Complete the following:
a: According to the quadtree text, what is the bounding box technique?
b: In the quadtree text, which attributes does the Quadtree class's __init__ method set to None?

Text provided:

To create the two-dimensional space with the correct dimensions, Robbie decides to use the bounding box technique, which is a rectangular box that encloses all the points. He implements the function compute_bounding_box that calculates the bounding box from a list of points.


    def compute_bounding_box(points: list) -> Rectangle:
        min_x = min(p.x for p in points)
        max_x = max(p.x for p in points)
        min_y = min(p.y for p in points)
        max_y = max(p.y for p in points)
        return Rectangle(min_x, min_y, max_x - min_x, max_y - min_y)

    boundary = compute_bounding_box(points)
    boundary

Output:

    
    Rectangle(-916.693, -1016.22, 1939.953, 1897.181)

Quadtree Implementation

Robbie starts implementing the Quadtree structure, he defines the Quadtree class with the boundary and capacity attributes.


    import numpy as np

    class Quadtree:
        def __init__(self, boundary: Rectangle, capacity):
            self.boundary = boundary
            self._capacity = capacity
            self.points = np.empty((capacity, 2), dtype=np.int32)
            self._metadata = np.empty(capacity, dtype=object)
            self._point_count = 0
            self._divided = False

            self._north_east = None
            self._north_west = None
            self._south_east = None
            self._south_west = None

        def subdivide(self):
            x = self.boundary.x
            y = self.boundary.y
            w = self.boundary.width
            h = self.boundary.height

            half_width = w // 2
            half_height = h // 2

            # Create four children that divide the current region
            nw = Rectangle(x, y, half_width, half_height)
            self._north_west = Quadtree(nw, self._capacity)

            ne = Rectangle(x + half_width, y - half_height, half_width, half_height)
            self._north_east = Quadtree(ne, self._capacity)

            sw = Rectangle(x, y + half_height, half_width, half_height)
            self._south_west = Quadtree(sw, self._capacity)

            se = Rectangle(x + half_width, y + half_height, half_width, half_height)
            self._south_east = Quadtree(se, self._capacity)

            # Mark the current region as divided
            self._divided = True

        def insert(self, point: Point):
            if not self.boundary.contains(point):
                return False # Point is not in the boundary

            # If there is space in the current region
            if self._point_count < self._capacity: #
                self.points[self._point_count] = (point.x, point.y)

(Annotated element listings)
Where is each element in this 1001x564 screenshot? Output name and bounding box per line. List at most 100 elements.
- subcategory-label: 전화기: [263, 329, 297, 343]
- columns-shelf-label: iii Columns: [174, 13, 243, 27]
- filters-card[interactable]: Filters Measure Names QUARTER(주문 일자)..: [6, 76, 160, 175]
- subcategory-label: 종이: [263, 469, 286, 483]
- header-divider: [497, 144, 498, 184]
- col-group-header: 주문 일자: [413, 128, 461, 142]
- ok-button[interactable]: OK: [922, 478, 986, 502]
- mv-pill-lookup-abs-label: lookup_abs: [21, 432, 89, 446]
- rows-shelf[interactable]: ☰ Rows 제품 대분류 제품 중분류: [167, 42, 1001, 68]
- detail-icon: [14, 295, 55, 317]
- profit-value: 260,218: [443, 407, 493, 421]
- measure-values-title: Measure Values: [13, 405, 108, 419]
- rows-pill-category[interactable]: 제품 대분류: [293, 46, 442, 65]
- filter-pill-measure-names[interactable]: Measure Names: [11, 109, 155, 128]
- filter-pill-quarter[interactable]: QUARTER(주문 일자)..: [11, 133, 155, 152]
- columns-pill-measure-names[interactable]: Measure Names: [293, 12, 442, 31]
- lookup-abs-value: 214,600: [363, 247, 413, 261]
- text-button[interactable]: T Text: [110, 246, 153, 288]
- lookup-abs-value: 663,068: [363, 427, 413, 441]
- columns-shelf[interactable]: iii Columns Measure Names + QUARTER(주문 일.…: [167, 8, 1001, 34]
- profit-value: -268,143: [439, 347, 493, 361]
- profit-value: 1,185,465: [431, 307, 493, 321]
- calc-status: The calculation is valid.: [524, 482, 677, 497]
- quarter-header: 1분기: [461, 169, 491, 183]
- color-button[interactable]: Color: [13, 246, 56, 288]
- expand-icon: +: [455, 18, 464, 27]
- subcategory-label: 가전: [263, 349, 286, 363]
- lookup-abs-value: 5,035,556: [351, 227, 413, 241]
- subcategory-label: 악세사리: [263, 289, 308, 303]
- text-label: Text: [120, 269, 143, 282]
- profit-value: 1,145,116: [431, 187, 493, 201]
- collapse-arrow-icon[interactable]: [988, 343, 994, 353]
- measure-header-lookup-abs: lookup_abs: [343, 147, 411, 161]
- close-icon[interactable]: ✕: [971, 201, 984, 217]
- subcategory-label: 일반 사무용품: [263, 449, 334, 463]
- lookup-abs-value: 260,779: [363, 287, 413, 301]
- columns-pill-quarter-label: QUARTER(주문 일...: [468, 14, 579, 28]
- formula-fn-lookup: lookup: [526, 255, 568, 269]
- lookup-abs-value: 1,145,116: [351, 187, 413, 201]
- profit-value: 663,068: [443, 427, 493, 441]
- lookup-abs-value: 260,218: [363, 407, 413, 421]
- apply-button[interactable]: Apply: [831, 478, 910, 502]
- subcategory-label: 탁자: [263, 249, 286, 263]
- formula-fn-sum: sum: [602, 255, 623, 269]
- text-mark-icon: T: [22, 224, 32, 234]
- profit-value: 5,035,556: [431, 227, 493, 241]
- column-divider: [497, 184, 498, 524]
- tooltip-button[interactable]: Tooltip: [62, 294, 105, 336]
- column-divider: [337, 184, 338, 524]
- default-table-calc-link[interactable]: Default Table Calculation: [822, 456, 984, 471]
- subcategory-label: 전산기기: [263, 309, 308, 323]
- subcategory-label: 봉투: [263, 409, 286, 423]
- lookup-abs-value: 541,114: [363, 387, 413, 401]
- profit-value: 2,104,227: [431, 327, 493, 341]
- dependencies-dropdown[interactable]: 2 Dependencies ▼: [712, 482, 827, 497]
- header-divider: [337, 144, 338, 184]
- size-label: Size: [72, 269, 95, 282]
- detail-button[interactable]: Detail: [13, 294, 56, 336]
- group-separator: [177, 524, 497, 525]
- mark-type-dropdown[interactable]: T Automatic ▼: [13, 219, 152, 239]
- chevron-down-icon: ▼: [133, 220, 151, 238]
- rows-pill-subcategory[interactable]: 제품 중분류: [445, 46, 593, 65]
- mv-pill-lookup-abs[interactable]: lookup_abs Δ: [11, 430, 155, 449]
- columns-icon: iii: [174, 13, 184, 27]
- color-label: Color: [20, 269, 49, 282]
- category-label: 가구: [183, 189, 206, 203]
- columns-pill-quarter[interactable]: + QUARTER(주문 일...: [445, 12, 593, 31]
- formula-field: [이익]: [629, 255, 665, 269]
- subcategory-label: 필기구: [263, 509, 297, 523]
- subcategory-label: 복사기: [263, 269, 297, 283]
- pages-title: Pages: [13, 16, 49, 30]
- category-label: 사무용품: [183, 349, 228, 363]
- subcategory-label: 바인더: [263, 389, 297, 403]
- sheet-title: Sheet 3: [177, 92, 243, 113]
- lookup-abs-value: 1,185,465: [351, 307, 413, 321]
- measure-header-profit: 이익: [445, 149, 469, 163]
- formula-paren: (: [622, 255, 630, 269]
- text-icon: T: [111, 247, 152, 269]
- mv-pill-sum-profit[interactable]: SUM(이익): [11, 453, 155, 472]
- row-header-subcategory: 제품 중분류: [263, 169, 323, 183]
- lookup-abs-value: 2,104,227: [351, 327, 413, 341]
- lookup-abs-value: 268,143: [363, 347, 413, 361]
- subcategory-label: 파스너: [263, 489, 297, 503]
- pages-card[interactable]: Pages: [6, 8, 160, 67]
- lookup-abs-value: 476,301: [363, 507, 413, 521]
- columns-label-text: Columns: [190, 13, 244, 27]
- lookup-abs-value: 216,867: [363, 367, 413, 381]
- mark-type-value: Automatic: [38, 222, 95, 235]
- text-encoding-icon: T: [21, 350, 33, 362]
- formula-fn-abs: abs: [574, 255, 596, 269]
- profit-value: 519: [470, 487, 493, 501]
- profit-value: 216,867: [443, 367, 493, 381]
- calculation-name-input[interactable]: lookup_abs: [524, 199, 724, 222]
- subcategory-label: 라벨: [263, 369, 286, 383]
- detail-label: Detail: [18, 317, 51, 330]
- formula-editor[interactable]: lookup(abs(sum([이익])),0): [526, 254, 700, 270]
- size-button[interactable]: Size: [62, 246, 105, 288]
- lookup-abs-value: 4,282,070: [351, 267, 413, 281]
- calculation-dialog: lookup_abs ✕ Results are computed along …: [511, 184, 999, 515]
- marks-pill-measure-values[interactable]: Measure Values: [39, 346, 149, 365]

Task answers:
a: A rectangular box that encloses all the points.

b: _north_east, _north_west, _south_east, _south_west